## What is required
To complete the exercise, repeat every record exactly as it stands.

-------- Given records

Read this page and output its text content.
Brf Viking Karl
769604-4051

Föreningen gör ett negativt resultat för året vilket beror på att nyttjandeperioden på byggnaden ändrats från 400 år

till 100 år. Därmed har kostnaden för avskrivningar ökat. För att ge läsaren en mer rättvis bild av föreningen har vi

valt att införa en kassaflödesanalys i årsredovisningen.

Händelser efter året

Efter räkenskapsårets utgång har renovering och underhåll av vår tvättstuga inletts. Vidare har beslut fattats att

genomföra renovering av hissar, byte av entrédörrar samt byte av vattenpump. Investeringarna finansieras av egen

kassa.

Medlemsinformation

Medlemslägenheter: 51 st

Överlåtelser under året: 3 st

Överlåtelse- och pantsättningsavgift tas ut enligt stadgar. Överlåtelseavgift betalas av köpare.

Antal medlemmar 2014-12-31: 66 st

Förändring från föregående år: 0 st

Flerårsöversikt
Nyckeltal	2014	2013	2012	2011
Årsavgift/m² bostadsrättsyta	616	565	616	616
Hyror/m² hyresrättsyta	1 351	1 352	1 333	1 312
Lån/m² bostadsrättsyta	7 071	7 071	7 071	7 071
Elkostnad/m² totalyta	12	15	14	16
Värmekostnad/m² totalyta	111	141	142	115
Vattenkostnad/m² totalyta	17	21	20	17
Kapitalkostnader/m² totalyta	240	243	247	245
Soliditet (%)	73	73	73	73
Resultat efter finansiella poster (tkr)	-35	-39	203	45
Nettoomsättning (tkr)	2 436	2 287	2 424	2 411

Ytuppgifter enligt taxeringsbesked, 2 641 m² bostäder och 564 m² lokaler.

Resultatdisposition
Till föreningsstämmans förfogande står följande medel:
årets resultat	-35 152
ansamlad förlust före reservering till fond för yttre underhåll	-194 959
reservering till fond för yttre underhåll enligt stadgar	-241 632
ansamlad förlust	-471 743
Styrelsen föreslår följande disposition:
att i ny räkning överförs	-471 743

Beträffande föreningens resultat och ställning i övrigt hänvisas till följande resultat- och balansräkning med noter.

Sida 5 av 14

----------------

## Answer to the problem
Read this page and output its text content.
Brf Viking Karl
769604-4051

Föreningen gör ett negativt resultat för året vilket beror på att nyttjandeperioden på byggnaden ändrats från 400 år

till 100 år. Därmed har kostnaden för avskrivningar ökat. För att ge läsaren en mer rättvis bild av föreningen har vi

valt att införa en kassaflödesanalys i årsredovisningen.

Händelser efter året

Efter räkenskapsårets utgång har renovering och underhåll av vår tvättstuga inletts. Vidare har beslut fattats att

genomföra renovering av hissar, byte av entrédörrar samt byte av vattenpump. Investeringarna finansieras av egen

kassa.

Medlemsinformation

Medlemslägenheter: 51 st

Överlåtelser under året: 3 st

Överlåtelse- och pantsättningsavgift tas ut enligt stadgar. Överlåtelseavgift betalas av köpare.

Antal medlemmar 2014-12-31: 66 st

Förändring från föregående år: 0 st

Flerårsöversikt
Nyckeltal	2014	2013	2012	2011
Årsavgift/m² bostadsrättsyta	616	565	616	616
Hyror/m² hyresrättsyta	1 351	1 352	1 333	1 312
Lån/m² bostadsrättsyta	7 071	7 071	7 071	7 071
Elkostnad/m² totalyta	12	15	14	16
Värmekostnad/m² totalyta	111	141	142	115
Vattenkostnad/m² totalyta	17	21	20	17
Kapitalkostnader/m² totalyta	240	243	247	245
Soliditet (%)	73	73	73	73
Resultat efter finansiella poster (tkr)	-35	-39	203	45
Nettoomsättning (tkr)	2 436	2 287	2 424	2 411

Ytuppgifter enligt taxeringsbesked, 2 641 m² bostäder och 564 m² lokaler.

Resultatdisposition
Till föreningsstämmans förfogande står följande medel:
årets resultat	-35 152
ansamlad förlust före reservering till fond för yttre underhåll	-194 959
reservering till fond för yttre underhåll enligt stadgar	-241 632
ansamlad förlust	-471 743
Styrelsen föreslår följande disposition:
att i ny räkning överförs	-471 743

Beträffande föreningens resultat och ställning i övrigt hänvisas till följande resultat- och balansräkning med noter.

Sida 5 av 14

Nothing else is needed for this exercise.